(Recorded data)

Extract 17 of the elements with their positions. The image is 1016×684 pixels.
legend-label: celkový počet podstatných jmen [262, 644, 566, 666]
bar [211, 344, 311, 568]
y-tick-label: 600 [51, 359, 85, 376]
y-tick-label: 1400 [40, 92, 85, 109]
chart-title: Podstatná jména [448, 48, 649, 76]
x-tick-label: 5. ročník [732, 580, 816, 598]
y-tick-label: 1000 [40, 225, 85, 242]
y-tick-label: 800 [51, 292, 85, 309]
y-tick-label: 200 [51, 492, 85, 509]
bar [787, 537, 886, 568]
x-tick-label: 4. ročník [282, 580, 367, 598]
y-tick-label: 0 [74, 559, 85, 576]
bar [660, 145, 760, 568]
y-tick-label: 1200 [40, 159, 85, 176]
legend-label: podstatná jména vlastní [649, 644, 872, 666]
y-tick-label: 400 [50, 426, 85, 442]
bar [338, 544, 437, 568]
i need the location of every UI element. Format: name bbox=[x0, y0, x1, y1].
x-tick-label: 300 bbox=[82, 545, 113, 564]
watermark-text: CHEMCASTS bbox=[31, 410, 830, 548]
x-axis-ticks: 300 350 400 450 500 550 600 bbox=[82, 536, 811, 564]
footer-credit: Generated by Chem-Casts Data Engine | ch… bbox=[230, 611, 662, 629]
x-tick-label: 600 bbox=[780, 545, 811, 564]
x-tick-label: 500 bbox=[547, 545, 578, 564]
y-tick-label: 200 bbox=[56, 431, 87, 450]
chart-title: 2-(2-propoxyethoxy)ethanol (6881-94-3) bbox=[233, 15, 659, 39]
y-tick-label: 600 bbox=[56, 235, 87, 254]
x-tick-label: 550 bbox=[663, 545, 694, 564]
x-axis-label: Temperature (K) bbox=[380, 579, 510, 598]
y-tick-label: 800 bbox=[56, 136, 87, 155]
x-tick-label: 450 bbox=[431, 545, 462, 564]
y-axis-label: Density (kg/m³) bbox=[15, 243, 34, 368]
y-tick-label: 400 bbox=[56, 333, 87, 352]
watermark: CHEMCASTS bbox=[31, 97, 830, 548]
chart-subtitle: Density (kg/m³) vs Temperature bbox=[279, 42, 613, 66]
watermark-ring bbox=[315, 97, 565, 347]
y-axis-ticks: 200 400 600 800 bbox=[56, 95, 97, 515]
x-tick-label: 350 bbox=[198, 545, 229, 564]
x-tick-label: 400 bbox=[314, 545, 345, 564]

## What you will do
Please return all of the lines above in full, with no changes.

## Written reply
Extract 17 of the elements with their positions. The image is 1016×684 pixels.
legend-label: celkový počet podstatných jmen [262, 644, 566, 666]
bar [211, 344, 311, 568]
y-tick-label: 600 [51, 359, 85, 376]
y-tick-label: 1400 [40, 92, 85, 109]
chart-title: Podstatná jména [448, 48, 649, 76]
x-tick-label: 5. ročník [732, 580, 816, 598]
y-tick-label: 1000 [40, 225, 85, 242]
y-tick-label: 800 [51, 292, 85, 309]
y-tick-label: 200 [51, 492, 85, 509]
bar [787, 537, 886, 568]
x-tick-label: 4. ročník [282, 580, 367, 598]
y-tick-label: 0 [74, 559, 85, 576]
bar [660, 145, 760, 568]
y-tick-label: 1200 [40, 159, 85, 176]
legend-label: podstatná jména vlastní [649, 644, 872, 666]
y-tick-label: 400 [50, 426, 85, 442]
bar [338, 544, 437, 568]
i need the location of every UI element. Format: name bbox=[x0, y0, x1, y1].
x-tick-label: 300 bbox=[82, 545, 113, 564]
watermark-text: CHEMCASTS bbox=[31, 410, 830, 548]
x-axis-ticks: 300 350 400 450 500 550 600 bbox=[82, 536, 811, 564]
footer-credit: Generated by Chem-Casts Data Engine | ch… bbox=[230, 611, 662, 629]
x-tick-label: 600 bbox=[780, 545, 811, 564]
x-tick-label: 500 bbox=[547, 545, 578, 564]
y-tick-label: 200 bbox=[56, 431, 87, 450]
chart-title: 2-(2-propoxyethoxy)ethanol (6881-94-3) bbox=[233, 15, 659, 39]
y-tick-label: 600 bbox=[56, 235, 87, 254]
x-tick-label: 550 bbox=[663, 545, 694, 564]
x-axis-label: Temperature (K) bbox=[380, 579, 510, 598]
y-tick-label: 800 bbox=[56, 136, 87, 155]
x-tick-label: 450 bbox=[431, 545, 462, 564]
y-axis-label: Density (kg/m³) bbox=[15, 243, 34, 368]
y-tick-label: 400 bbox=[56, 333, 87, 352]
watermark: CHEMCASTS bbox=[31, 97, 830, 548]
chart-subtitle: Density (kg/m³) vs Temperature bbox=[279, 42, 613, 66]
watermark-ring bbox=[315, 97, 565, 347]
y-axis-ticks: 200 400 600 800 bbox=[56, 95, 97, 515]
x-tick-label: 350 bbox=[198, 545, 229, 564]
x-tick-label: 400 bbox=[314, 545, 345, 564]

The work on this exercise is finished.